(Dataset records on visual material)

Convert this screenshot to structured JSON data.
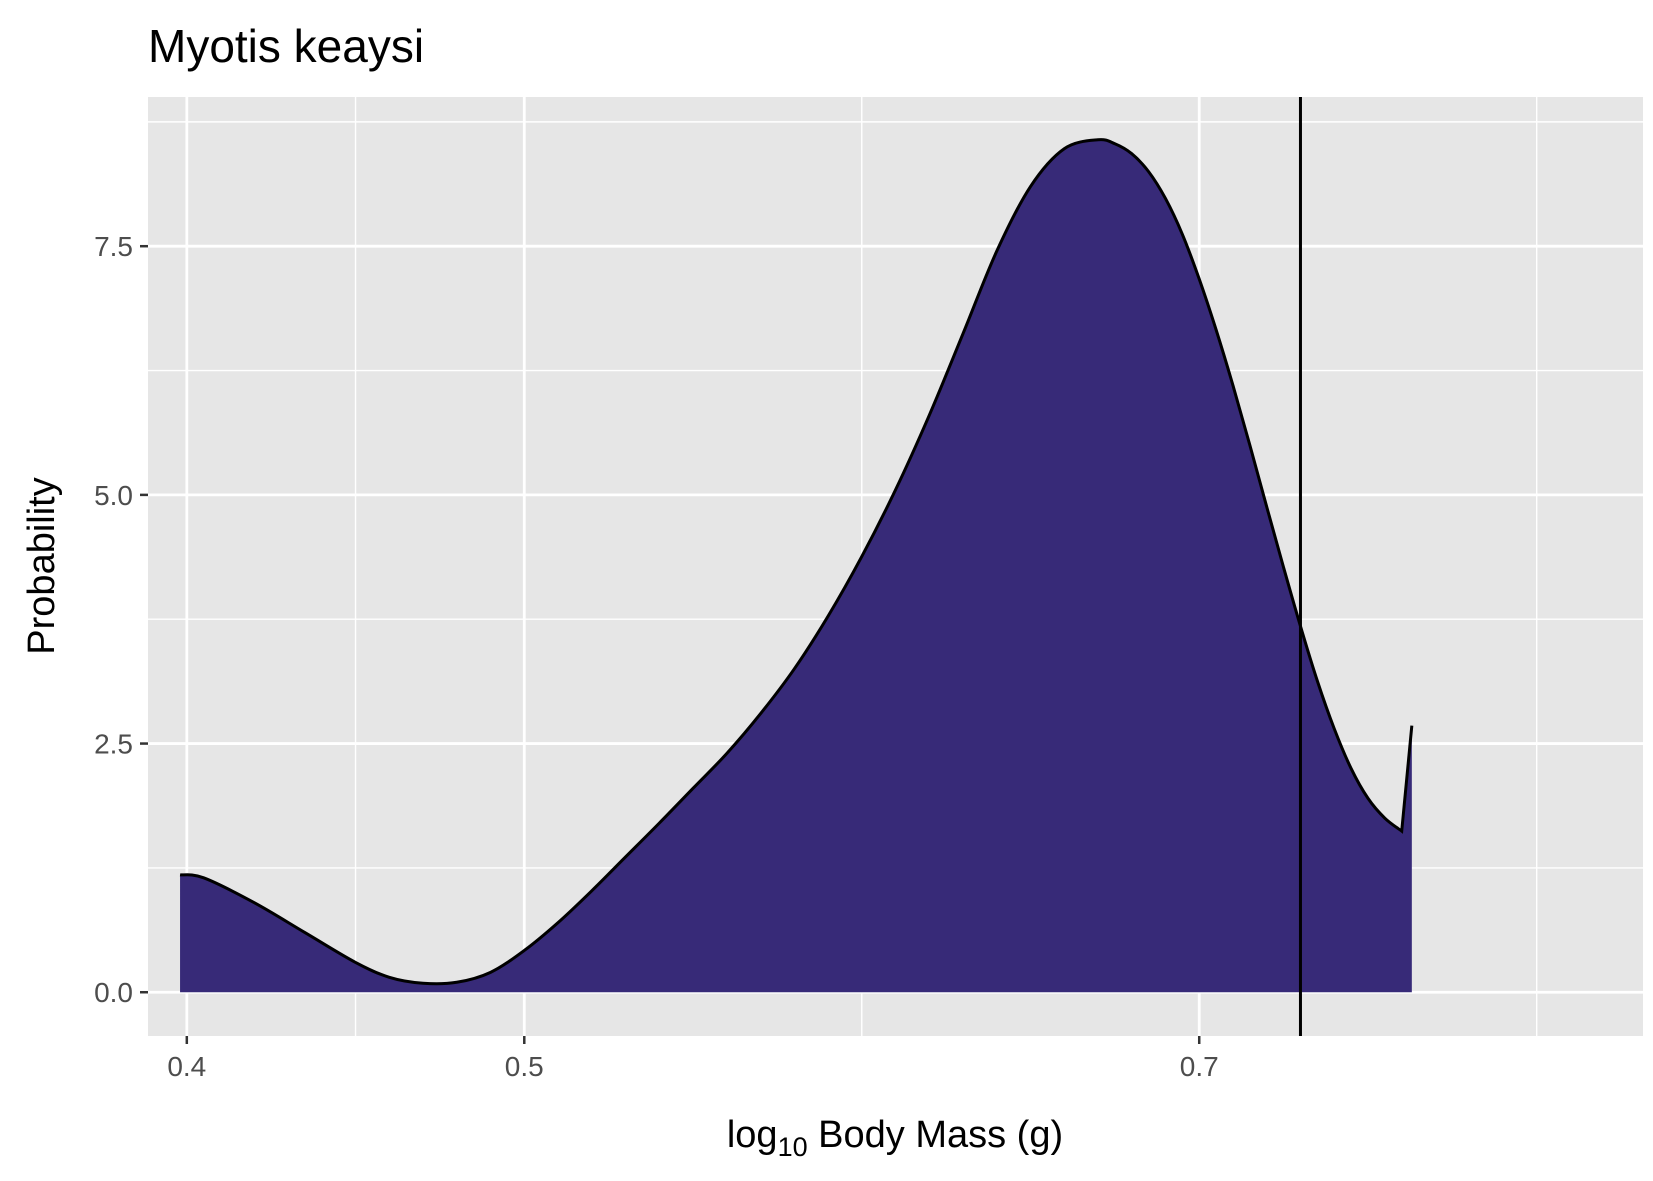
{
  "chart_data": {
    "type": "area",
    "title": "Myotis keaysi",
    "xlabel": {
      "prefix": "log",
      "subscript": "10",
      "suffix": " Body Mass (g)"
    },
    "ylabel": "Probability",
    "xlim": [
      0.3885,
      0.8315
    ],
    "ylim": [
      -0.44,
      9.0
    ],
    "x_ticks": [
      0.4,
      0.5,
      0.7
    ],
    "x_tick_labels": [
      "0.4",
      "0.5",
      "0.7"
    ],
    "x_minor_grid": [
      0.45,
      0.6,
      0.8
    ],
    "y_ticks": [
      0.0,
      2.5,
      5.0,
      7.5
    ],
    "y_tick_labels": [
      "0.0",
      "2.5",
      "5.0",
      "7.5"
    ],
    "y_minor_grid": [
      1.25,
      3.75,
      6.25,
      8.75
    ],
    "reference_line_x": 0.73,
    "series": [
      {
        "fill": "#372a78",
        "stroke": "#000000",
        "x": [
          0.398,
          0.405,
          0.42,
          0.435,
          0.45,
          0.46,
          0.47,
          0.48,
          0.49,
          0.5,
          0.51,
          0.52,
          0.53,
          0.54,
          0.55,
          0.56,
          0.57,
          0.58,
          0.59,
          0.6,
          0.61,
          0.62,
          0.63,
          0.64,
          0.65,
          0.66,
          0.67,
          0.675,
          0.68,
          0.685,
          0.69,
          0.695,
          0.7,
          0.705,
          0.71,
          0.715,
          0.72,
          0.725,
          0.73,
          0.735,
          0.74,
          0.745,
          0.75,
          0.755,
          0.76,
          0.763
        ],
        "y": [
          1.18,
          1.15,
          0.9,
          0.6,
          0.3,
          0.15,
          0.09,
          0.1,
          0.2,
          0.42,
          0.7,
          1.02,
          1.36,
          1.7,
          2.05,
          2.4,
          2.8,
          3.25,
          3.78,
          4.38,
          5.05,
          5.8,
          6.62,
          7.45,
          8.1,
          8.48,
          8.57,
          8.53,
          8.43,
          8.25,
          7.98,
          7.62,
          7.17,
          6.66,
          6.1,
          5.5,
          4.88,
          4.27,
          3.68,
          3.13,
          2.65,
          2.25,
          1.95,
          1.75,
          1.62,
          2.68
        ]
      }
    ]
  }
}
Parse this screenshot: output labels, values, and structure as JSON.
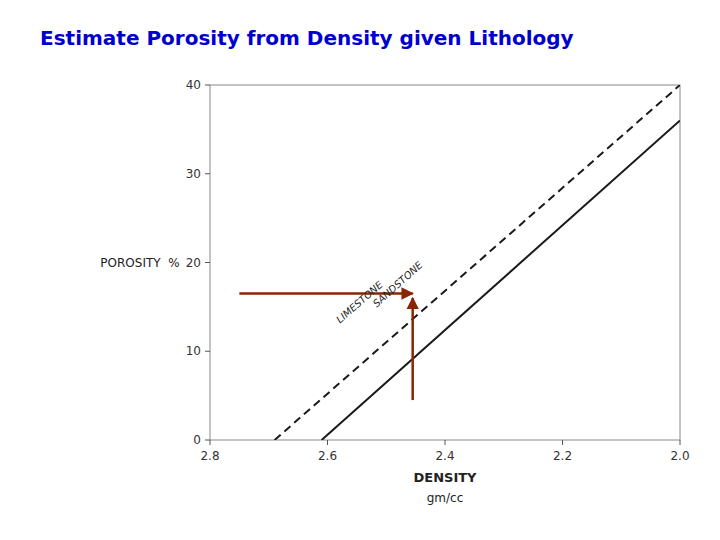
{
  "chart_data": {
    "type": "line",
    "title": "Estimate Porosity from Density given Lithology",
    "title_color": "#0000CC",
    "xlabel": "DENSITY",
    "xlabel2": "gm/cc",
    "ylabel": "POROSITY  %",
    "xlim": [
      2.8,
      2.0
    ],
    "ylim": [
      0,
      40
    ],
    "xticks": [
      2.8,
      2.6,
      2.4,
      2.2,
      {
        "value": 2.0,
        "label": "2.0"
      }
    ],
    "yticks": [
      0,
      10,
      20,
      30,
      40
    ],
    "grid": false,
    "series": [
      {
        "name": "LIMESTONE",
        "color": "#1a1a1a",
        "line_style": "dashed",
        "x": [
          2.69,
          2.0
        ],
        "values": [
          0.0,
          40.0
        ],
        "label_at": [
          2.545,
          15.5
        ]
      },
      {
        "name": "SANDSTONE",
        "color": "#1a1a1a",
        "line_style": "solid",
        "x": [
          2.61,
          2.0
        ],
        "values": [
          0.0,
          36.0
        ],
        "label_at": [
          2.48,
          17.5
        ]
      }
    ],
    "arrows": [
      {
        "x": [
          2.75,
          2.455
        ],
        "y": [
          16.5,
          16.5
        ],
        "color": "#8B2500"
      },
      {
        "x": [
          2.455,
          2.455
        ],
        "y": [
          4.5,
          16.0
        ],
        "color": "#8B2500"
      }
    ]
  }
}
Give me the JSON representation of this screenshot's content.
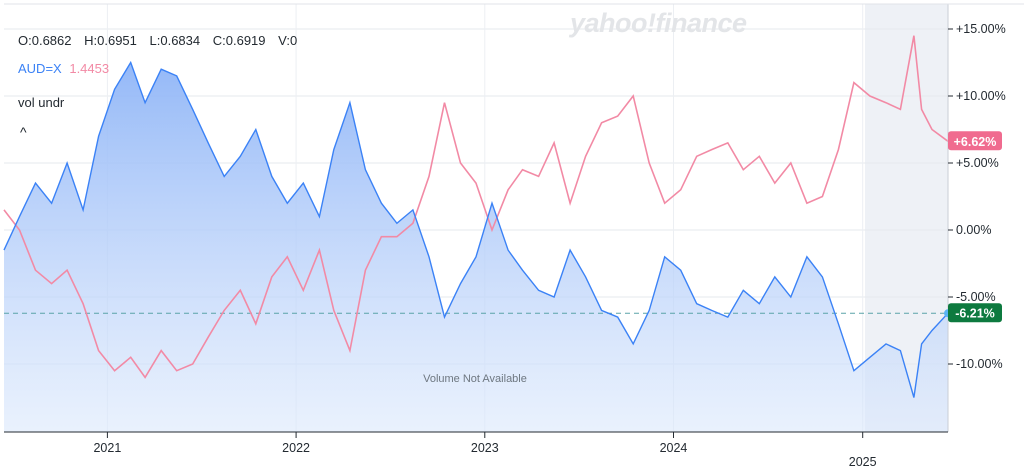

-- Task to complete --
Copy out all the data without changing anything, and drop the pictures.

-- Task answer --
Convert this screenshot to structured JSON data.
{
  "chart_data": {
    "type": "area",
    "title": "Myotis keaysi",
    "xlabel": {
      "prefix": "log",
      "subscript": "10",
      "suffix": " Body Mass (g)"
    },
    "ylabel": "Probability",
    "xlim": [
      0.3885,
      0.8315
    ],
    "ylim": [
      -0.44,
      9.0
    ],
    "x_ticks": [
      0.4,
      0.5,
      0.7
    ],
    "x_tick_labels": [
      "0.4",
      "0.5",
      "0.7"
    ],
    "x_minor_grid": [
      0.45,
      0.6,
      0.8
    ],
    "y_ticks": [
      0.0,
      2.5,
      5.0,
      7.5
    ],
    "y_tick_labels": [
      "0.0",
      "2.5",
      "5.0",
      "7.5"
    ],
    "y_minor_grid": [
      1.25,
      3.75,
      6.25,
      8.75
    ],
    "reference_line_x": 0.73,
    "series": [
      {
        "fill": "#372a78",
        "stroke": "#000000",
        "x": [
          0.398,
          0.405,
          0.42,
          0.435,
          0.45,
          0.46,
          0.47,
          0.48,
          0.49,
          0.5,
          0.51,
          0.52,
          0.53,
          0.54,
          0.55,
          0.56,
          0.57,
          0.58,
          0.59,
          0.6,
          0.61,
          0.62,
          0.63,
          0.64,
          0.65,
          0.66,
          0.67,
          0.675,
          0.68,
          0.685,
          0.69,
          0.695,
          0.7,
          0.705,
          0.71,
          0.715,
          0.72,
          0.725,
          0.73,
          0.735,
          0.74,
          0.745,
          0.75,
          0.755,
          0.76,
          0.763
        ],
        "y": [
          1.18,
          1.15,
          0.9,
          0.6,
          0.3,
          0.15,
          0.09,
          0.1,
          0.2,
          0.42,
          0.7,
          1.02,
          1.36,
          1.7,
          2.05,
          2.4,
          2.8,
          3.25,
          3.78,
          4.38,
          5.05,
          5.8,
          6.62,
          7.45,
          8.1,
          8.48,
          8.57,
          8.53,
          8.43,
          8.25,
          7.98,
          7.62,
          7.17,
          6.66,
          6.1,
          5.5,
          4.88,
          4.27,
          3.68,
          3.13,
          2.65,
          2.25,
          1.95,
          1.75,
          1.62,
          2.68
        ]
      }
    ]
  }
}
Parse this screenshot: output labels, values, and structure as JSON.
{
  "chart_data": {
    "type": "line",
    "title": "Estimate Porosity from Density given Lithology",
    "title_color": "#0000CC",
    "xlabel": "DENSITY",
    "xlabel2": "gm/cc",
    "ylabel": "POROSITY  %",
    "xlim": [
      2.8,
      2.0
    ],
    "ylim": [
      0,
      40
    ],
    "xticks": [
      2.8,
      2.6,
      2.4,
      2.2,
      {
        "value": 2.0,
        "label": "2.0"
      }
    ],
    "yticks": [
      0,
      10,
      20,
      30,
      40
    ],
    "grid": false,
    "series": [
      {
        "name": "LIMESTONE",
        "color": "#1a1a1a",
        "line_style": "dashed",
        "x": [
          2.69,
          2.0
        ],
        "values": [
          0.0,
          40.0
        ],
        "label_at": [
          2.545,
          15.5
        ]
      },
      {
        "name": "SANDSTONE",
        "color": "#1a1a1a",
        "line_style": "solid",
        "x": [
          2.61,
          2.0
        ],
        "values": [
          0.0,
          36.0
        ],
        "label_at": [
          2.48,
          17.5
        ]
      }
    ],
    "arrows": [
      {
        "x": [
          2.75,
          2.455
        ],
        "y": [
          16.5,
          16.5
        ],
        "color": "#8B2500"
      },
      {
        "x": [
          2.455,
          2.455
        ],
        "y": [
          4.5,
          16.0
        ],
        "color": "#8B2500"
      }
    ]
  }
}
Give me the JSON representation of this screenshot's content.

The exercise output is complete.